Exercise objective
Show each line of the data below that has the string "image" in it.

The data
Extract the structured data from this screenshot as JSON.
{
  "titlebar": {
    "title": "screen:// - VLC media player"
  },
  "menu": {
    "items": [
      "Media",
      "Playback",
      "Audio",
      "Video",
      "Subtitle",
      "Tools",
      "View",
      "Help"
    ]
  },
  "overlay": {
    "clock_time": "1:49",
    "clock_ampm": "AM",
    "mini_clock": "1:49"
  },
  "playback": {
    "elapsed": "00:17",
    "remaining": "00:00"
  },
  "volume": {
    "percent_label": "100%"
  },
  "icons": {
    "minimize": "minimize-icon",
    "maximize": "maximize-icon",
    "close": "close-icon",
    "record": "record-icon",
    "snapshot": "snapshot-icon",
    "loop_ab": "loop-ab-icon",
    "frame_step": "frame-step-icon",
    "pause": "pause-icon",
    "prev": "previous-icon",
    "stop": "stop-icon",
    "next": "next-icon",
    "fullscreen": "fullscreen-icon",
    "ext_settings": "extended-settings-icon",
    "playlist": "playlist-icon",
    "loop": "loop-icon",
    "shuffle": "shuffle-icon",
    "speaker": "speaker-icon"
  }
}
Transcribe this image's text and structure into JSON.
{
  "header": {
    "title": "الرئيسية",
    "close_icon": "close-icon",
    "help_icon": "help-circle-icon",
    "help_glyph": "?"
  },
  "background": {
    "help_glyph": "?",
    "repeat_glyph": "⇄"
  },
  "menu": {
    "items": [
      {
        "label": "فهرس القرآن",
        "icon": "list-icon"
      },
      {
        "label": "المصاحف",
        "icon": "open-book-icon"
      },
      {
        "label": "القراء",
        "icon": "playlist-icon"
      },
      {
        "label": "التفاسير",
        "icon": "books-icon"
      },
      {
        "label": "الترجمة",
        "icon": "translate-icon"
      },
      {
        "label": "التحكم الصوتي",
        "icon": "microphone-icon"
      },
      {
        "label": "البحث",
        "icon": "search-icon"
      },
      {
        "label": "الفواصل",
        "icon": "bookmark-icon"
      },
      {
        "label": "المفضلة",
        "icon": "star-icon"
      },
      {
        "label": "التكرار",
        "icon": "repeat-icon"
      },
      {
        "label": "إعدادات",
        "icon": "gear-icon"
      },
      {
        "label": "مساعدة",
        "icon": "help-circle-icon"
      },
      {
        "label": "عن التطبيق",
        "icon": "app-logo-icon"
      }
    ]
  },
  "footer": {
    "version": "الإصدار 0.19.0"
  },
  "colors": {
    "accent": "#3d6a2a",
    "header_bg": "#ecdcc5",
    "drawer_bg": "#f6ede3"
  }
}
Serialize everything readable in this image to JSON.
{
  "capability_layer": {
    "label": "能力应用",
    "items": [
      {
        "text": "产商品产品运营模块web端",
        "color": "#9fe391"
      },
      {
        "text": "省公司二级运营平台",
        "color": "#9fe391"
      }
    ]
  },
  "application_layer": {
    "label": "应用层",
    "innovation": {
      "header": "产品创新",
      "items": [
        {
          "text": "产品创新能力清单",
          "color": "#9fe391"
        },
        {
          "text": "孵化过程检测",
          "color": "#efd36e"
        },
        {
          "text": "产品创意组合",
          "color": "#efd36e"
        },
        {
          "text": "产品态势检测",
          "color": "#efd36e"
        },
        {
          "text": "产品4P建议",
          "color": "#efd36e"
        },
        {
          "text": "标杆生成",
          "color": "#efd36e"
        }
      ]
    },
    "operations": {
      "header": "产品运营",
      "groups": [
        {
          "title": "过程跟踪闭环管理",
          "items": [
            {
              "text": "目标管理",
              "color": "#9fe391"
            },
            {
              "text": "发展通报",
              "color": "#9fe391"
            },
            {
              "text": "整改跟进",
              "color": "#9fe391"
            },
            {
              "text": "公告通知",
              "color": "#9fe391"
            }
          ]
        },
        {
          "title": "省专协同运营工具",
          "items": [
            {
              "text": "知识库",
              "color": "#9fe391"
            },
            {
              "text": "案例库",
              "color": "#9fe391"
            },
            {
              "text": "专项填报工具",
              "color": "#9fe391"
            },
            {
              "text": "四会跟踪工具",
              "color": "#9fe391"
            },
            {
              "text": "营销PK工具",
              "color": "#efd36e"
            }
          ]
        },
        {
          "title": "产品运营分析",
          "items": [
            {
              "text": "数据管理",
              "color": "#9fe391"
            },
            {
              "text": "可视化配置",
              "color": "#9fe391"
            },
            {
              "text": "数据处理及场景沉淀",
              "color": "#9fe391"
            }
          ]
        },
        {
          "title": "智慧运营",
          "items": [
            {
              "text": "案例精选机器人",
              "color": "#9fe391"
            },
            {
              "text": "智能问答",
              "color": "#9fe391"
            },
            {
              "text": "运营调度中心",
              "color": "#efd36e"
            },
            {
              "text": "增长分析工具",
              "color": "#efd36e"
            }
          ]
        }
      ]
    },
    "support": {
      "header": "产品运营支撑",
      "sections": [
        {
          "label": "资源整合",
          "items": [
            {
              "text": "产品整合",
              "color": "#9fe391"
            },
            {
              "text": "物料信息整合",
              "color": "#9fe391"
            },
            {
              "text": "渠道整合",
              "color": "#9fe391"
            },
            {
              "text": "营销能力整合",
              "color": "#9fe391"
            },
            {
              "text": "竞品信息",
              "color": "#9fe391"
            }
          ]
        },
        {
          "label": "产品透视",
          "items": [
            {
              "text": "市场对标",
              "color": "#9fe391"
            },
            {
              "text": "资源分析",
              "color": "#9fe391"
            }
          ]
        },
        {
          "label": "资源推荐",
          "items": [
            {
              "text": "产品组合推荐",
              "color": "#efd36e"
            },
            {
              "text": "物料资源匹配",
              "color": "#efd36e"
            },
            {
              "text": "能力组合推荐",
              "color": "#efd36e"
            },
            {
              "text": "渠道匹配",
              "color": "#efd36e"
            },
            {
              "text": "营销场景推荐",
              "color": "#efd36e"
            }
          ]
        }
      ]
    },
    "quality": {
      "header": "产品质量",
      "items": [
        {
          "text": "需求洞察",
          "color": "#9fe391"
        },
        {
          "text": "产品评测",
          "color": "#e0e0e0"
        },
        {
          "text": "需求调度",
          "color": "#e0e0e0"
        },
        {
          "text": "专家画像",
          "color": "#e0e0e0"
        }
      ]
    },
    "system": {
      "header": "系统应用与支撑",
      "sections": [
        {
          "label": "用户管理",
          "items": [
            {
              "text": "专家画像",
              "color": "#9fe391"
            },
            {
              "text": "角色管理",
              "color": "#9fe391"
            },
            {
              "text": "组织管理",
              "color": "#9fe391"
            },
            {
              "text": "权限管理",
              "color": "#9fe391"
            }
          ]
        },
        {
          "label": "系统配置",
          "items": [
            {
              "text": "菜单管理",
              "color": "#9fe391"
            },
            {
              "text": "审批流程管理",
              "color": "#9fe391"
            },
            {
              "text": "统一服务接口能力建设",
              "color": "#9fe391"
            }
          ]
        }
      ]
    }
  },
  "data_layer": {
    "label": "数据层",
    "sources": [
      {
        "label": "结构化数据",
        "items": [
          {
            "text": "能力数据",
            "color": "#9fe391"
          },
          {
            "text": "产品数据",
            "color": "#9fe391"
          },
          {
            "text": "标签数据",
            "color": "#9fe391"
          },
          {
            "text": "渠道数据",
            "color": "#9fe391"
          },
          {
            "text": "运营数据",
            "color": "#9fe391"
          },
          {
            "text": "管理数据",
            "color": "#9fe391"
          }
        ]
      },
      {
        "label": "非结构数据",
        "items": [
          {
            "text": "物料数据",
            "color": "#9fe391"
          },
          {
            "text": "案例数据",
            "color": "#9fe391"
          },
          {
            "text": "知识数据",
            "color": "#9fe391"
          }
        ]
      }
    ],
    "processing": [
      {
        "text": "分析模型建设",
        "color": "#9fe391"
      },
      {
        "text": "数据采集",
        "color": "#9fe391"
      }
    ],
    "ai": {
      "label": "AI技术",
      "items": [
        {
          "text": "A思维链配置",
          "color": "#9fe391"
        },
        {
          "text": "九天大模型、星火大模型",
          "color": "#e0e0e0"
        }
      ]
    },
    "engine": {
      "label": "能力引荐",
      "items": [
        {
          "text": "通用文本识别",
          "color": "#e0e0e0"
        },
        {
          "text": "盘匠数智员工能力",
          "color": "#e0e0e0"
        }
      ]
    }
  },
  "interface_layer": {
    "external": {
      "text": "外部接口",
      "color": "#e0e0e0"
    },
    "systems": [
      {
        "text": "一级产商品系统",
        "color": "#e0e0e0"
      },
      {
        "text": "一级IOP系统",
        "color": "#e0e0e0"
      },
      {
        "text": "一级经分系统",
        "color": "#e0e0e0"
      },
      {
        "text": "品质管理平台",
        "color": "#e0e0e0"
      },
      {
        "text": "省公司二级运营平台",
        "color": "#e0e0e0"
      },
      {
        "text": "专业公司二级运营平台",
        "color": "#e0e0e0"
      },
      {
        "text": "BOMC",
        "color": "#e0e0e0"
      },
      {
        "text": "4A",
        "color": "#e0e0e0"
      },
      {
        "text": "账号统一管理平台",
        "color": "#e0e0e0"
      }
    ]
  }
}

Answer to this problem
Transcribe this image's text and structure into JSON.
Serialize everything readable in this image to JSON.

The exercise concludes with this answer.